═════ EXCERPTED DATA

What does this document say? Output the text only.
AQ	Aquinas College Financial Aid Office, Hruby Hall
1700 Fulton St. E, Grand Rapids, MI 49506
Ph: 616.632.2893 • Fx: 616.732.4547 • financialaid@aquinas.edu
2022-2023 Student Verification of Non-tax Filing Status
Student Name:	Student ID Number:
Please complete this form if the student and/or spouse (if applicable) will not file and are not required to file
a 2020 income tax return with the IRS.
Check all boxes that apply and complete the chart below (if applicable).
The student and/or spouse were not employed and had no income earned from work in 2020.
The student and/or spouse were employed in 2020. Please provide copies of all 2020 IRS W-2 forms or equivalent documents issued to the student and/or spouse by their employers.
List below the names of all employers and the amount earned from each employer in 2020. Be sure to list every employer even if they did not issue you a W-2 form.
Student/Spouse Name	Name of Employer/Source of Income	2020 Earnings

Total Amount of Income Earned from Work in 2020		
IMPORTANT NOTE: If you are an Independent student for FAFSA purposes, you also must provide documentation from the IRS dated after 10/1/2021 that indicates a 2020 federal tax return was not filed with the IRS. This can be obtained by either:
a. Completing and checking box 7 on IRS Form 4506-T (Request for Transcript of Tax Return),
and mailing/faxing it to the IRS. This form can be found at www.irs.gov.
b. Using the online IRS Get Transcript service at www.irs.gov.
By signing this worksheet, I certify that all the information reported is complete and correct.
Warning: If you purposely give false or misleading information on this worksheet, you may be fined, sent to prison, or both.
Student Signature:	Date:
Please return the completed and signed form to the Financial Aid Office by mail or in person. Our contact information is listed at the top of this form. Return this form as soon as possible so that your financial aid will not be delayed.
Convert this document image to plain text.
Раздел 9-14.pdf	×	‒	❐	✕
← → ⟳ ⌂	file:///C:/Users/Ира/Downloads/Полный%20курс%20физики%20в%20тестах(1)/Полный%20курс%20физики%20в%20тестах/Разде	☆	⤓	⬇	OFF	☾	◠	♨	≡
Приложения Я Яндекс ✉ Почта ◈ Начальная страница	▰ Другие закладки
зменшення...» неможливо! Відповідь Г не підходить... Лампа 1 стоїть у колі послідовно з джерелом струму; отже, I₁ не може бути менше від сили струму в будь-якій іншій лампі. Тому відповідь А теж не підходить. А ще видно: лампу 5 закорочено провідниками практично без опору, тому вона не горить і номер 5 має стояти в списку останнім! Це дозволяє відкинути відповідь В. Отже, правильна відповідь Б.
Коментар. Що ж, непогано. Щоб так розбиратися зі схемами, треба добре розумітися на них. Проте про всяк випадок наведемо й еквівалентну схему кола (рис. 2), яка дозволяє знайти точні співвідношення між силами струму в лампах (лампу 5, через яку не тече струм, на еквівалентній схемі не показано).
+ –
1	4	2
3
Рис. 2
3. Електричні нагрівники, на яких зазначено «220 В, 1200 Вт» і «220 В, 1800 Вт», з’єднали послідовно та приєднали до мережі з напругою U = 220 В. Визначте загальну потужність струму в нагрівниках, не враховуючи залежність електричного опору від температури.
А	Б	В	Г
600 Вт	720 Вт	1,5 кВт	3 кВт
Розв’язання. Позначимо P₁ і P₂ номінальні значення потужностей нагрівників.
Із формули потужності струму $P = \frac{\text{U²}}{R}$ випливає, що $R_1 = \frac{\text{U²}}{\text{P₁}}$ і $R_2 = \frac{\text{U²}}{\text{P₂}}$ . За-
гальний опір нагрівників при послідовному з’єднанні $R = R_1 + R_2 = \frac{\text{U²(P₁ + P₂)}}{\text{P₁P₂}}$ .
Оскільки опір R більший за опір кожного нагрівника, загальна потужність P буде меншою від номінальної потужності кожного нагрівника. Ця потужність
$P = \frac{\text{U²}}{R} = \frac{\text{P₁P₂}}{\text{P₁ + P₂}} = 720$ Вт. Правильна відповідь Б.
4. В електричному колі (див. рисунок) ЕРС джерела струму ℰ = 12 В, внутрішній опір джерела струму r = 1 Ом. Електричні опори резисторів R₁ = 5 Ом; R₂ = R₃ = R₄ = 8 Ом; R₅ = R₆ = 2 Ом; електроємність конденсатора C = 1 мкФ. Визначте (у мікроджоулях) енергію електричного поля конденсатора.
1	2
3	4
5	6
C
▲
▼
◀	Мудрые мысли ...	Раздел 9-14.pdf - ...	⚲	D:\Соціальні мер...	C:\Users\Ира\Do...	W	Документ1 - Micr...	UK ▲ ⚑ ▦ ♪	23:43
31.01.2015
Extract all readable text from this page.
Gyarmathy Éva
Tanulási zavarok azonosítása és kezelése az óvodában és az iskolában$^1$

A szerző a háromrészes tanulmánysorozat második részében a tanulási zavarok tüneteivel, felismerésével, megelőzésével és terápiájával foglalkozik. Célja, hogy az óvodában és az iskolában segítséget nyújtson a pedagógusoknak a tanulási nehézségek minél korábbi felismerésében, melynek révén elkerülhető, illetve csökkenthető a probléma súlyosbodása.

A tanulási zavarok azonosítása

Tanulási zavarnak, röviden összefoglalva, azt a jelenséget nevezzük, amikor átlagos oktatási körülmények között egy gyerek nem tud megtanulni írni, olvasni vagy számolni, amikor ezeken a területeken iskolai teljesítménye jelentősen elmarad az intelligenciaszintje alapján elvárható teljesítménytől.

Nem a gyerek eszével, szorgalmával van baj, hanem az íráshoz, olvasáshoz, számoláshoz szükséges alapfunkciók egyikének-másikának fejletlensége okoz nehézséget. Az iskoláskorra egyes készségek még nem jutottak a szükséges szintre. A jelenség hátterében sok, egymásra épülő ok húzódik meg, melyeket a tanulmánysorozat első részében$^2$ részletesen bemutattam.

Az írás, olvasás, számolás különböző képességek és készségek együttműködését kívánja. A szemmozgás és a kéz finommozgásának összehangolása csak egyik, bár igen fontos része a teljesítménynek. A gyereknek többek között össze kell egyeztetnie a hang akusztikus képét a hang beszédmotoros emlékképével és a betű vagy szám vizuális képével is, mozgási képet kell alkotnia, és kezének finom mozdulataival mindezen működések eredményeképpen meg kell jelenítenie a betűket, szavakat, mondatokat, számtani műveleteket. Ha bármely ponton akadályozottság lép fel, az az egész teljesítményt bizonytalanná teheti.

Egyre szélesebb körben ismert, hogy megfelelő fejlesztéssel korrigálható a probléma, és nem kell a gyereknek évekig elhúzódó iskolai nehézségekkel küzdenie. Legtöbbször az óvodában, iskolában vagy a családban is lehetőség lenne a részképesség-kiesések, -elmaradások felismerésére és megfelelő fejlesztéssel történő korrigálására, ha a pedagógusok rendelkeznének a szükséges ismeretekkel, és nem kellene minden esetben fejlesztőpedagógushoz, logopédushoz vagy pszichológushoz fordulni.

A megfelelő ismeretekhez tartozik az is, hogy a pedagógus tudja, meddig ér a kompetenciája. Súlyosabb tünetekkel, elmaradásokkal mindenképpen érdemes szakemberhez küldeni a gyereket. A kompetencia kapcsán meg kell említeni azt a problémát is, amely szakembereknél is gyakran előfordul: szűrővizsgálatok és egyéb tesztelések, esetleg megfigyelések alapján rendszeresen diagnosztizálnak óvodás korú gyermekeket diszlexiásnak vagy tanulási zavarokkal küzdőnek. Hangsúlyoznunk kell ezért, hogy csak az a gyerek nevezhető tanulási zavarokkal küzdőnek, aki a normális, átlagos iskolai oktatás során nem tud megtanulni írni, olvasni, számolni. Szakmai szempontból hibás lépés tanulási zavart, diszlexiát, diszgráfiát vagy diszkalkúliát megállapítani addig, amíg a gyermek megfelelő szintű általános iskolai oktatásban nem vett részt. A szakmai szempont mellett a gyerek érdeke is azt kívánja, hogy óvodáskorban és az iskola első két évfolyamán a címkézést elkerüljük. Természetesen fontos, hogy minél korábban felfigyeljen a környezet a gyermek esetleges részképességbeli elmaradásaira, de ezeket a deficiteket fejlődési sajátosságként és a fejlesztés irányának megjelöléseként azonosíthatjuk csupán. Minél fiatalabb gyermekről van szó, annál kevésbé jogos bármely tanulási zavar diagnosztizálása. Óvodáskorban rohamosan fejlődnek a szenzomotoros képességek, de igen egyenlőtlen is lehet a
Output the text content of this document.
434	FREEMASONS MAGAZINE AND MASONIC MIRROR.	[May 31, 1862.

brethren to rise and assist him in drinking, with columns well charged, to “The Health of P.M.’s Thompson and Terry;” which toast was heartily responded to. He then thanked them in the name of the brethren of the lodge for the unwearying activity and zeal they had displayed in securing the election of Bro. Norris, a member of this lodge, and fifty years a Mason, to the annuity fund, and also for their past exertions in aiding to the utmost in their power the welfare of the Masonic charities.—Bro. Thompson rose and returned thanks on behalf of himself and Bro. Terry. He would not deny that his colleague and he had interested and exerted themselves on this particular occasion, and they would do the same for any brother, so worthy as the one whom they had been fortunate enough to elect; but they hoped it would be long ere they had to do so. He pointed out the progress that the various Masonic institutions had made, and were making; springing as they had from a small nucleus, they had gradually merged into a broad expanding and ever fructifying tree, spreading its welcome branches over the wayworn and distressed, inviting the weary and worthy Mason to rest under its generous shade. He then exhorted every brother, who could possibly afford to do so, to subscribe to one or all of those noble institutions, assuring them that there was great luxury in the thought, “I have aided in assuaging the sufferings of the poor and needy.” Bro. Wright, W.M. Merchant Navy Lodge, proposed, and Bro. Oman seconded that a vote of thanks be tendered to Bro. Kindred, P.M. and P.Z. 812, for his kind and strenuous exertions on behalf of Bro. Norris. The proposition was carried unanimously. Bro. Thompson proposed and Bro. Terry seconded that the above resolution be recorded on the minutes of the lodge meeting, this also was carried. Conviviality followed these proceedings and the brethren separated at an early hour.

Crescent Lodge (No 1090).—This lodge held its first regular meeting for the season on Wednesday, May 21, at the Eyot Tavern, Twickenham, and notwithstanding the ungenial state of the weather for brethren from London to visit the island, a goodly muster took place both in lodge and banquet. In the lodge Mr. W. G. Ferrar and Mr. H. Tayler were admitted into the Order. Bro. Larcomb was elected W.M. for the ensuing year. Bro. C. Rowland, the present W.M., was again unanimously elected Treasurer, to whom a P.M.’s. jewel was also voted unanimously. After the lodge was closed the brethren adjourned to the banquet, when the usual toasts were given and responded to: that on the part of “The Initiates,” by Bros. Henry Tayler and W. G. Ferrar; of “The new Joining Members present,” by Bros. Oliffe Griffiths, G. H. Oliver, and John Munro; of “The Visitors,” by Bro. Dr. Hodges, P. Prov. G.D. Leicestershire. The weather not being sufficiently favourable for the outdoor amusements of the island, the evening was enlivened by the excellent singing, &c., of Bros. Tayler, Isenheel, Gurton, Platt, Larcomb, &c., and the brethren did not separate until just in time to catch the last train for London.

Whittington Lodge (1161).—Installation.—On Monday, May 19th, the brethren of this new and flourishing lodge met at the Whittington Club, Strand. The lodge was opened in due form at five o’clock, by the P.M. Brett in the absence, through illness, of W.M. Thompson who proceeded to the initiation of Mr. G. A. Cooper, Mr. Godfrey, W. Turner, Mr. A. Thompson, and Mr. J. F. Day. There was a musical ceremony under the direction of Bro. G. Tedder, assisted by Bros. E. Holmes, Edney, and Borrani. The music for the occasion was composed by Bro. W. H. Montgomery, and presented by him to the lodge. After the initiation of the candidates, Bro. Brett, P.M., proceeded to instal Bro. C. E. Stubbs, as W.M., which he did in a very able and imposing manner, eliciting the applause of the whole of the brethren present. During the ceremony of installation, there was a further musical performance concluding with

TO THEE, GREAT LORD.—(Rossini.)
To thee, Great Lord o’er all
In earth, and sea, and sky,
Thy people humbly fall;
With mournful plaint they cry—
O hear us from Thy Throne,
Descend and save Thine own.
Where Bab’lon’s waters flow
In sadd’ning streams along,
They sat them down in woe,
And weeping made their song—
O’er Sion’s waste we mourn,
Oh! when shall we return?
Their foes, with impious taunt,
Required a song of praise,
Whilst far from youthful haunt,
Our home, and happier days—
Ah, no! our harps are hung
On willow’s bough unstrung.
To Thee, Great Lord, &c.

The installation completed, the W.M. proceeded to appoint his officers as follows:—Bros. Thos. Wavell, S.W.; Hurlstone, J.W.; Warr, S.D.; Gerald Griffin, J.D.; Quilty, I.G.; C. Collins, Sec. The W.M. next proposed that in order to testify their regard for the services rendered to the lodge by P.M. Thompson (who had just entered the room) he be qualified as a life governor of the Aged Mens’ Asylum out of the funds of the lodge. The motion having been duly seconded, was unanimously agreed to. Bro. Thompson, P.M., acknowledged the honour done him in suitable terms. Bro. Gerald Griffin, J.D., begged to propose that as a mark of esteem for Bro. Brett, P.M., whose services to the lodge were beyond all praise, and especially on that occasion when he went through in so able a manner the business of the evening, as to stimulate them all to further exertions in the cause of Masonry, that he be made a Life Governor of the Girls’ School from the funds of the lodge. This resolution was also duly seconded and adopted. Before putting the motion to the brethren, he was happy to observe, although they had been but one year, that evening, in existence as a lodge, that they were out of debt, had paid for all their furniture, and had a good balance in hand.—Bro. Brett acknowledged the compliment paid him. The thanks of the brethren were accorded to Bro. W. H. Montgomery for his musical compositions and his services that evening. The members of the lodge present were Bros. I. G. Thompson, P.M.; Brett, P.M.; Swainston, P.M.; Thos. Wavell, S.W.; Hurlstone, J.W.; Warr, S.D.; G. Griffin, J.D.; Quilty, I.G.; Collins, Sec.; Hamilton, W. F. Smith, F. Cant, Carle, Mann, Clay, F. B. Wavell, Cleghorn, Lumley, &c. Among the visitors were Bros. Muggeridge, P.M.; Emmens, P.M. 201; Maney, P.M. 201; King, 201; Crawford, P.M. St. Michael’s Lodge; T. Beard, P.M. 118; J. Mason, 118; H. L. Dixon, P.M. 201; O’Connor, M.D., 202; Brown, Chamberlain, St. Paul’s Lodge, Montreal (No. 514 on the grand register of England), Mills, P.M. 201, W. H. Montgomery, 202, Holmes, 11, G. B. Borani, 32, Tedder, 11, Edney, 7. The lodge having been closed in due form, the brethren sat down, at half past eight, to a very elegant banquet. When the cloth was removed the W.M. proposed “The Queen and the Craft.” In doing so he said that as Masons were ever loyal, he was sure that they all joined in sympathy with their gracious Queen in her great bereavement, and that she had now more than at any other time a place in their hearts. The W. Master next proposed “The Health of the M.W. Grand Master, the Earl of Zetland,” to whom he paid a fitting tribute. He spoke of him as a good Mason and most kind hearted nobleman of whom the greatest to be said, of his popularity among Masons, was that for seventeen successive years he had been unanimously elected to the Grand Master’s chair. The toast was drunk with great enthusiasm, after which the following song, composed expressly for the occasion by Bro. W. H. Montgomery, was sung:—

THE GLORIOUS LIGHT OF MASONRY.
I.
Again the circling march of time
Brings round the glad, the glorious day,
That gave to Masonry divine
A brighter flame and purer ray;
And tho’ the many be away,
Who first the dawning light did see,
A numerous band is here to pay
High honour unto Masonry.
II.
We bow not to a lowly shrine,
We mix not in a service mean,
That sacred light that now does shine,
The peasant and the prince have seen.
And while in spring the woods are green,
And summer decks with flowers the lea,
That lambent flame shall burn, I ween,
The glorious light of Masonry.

══════════

## TO BE DONE
Look through the data and gather every line with the string "Users" in it.

## EXERCISE RESULT
← → ⟳ ⌂	file:///C:/Users/Ира/Downloads/Полный%20курс%20физики%20в%20тестах(1)/Полный%20курс%20физики%20в%20тестах/Разде	☆	⤓	⬇	OFF	☾	◠	♨	≡
◀	Мудрые мысли ...	Раздел 9-14.pdf - ...	⚲	D:\Соціальні мер...	C:\Users\Ира\Do...	W	Документ1 - Micr...	UK ▲ ⚑ ▦ ♪	23:43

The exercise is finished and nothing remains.